» PROBLEM TO SOLVE
Convert the records between the line containing "Localize each UI" and the line containing "bars bbox=[91, 48, 1181, 648]", inclusive, into a Markdown table with the columns Row and Record. Number each line, and skip any blank lines.

» DATA IN THIS EXERCISE
------------------------
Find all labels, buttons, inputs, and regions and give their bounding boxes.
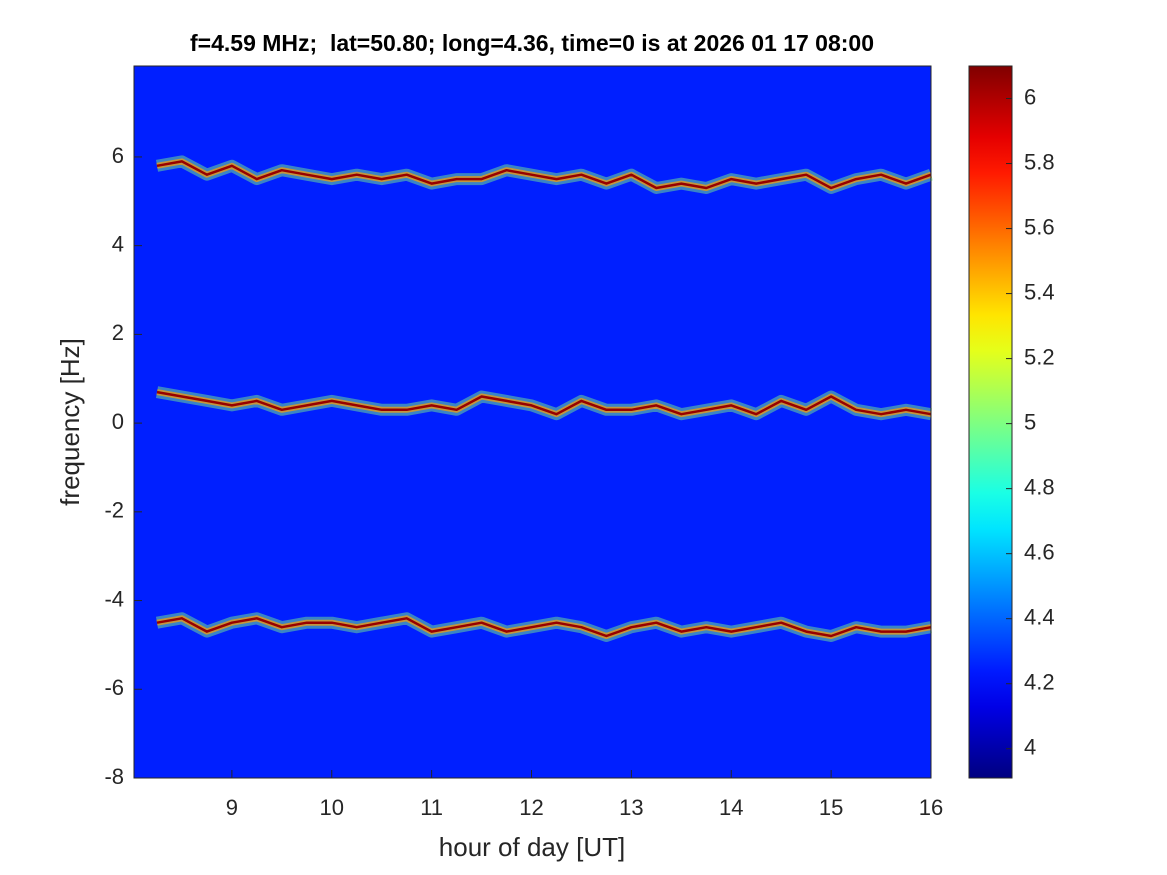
------------------------
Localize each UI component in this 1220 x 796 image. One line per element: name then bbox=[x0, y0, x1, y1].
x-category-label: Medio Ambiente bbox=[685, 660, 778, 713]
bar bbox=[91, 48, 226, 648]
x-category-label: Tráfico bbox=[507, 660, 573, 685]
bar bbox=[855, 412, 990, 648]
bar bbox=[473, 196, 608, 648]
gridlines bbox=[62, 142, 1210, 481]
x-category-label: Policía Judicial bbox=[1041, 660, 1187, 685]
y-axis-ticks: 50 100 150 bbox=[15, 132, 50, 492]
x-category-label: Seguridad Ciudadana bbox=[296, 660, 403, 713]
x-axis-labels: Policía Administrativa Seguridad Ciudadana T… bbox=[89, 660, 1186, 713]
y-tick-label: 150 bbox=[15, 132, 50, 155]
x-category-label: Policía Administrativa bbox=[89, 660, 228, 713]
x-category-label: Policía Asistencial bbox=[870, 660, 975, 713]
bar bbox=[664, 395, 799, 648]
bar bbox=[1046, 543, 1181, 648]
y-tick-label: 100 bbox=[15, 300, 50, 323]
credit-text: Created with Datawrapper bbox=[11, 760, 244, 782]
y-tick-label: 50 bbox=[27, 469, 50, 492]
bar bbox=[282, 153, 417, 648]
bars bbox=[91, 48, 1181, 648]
------------------------
» EXERCISE SOLUTION
| Row | Record |
|---|---|
| 1 | Localize each UI component in this 1220 x 796 image. One line per element: name then bbox=[x0, y0, x1, y1]. |
| 2 | x-category-label: Medio Ambiente bbox=[685, 660, 778, 713] |
| 3 | bar bbox=[91, 48, 226, 648] |
| 4 | x-category-label: Tráfico bbox=[507, 660, 573, 685] |
| 5 | bar bbox=[855, 412, 990, 648] |
| 6 | bar bbox=[473, 196, 608, 648] |
| 7 | gridlines bbox=[62, 142, 1210, 481] |
| 8 | x-category-label: Policía Judicial bbox=[1041, 660, 1187, 685] |
| 9 | y-axis-ticks: 50 100 150 bbox=[15, 132, 50, 492] |
| 10 | x-category-label: Seguridad Ciudadana bbox=[296, 660, 403, 713] |
| 11 | x-axis-labels: Policía Administrativa Seguridad Ciudadana T… bbox=[89, 660, 1186, 713] |
| 12 | y-tick-label: 150 bbox=[15, 132, 50, 155] |
| 13 | x-category-label: Policía Administrativa bbox=[89, 660, 228, 713] |
| 14 | x-category-label: Policía Asistencial bbox=[870, 660, 975, 713] |
| 15 | bar bbox=[664, 395, 799, 648] |
| 16 | bar bbox=[1046, 543, 1181, 648] |
| 17 | y-tick-label: 100 bbox=[15, 300, 50, 323] |
| 18 | credit-text: Created with Datawrapper bbox=[11, 760, 244, 782] |
| 19 | y-tick-label: 50 bbox=[27, 469, 50, 492] |
| 20 | bar bbox=[282, 153, 417, 648] |
| 21 | bars bbox=[91, 48, 1181, 648] |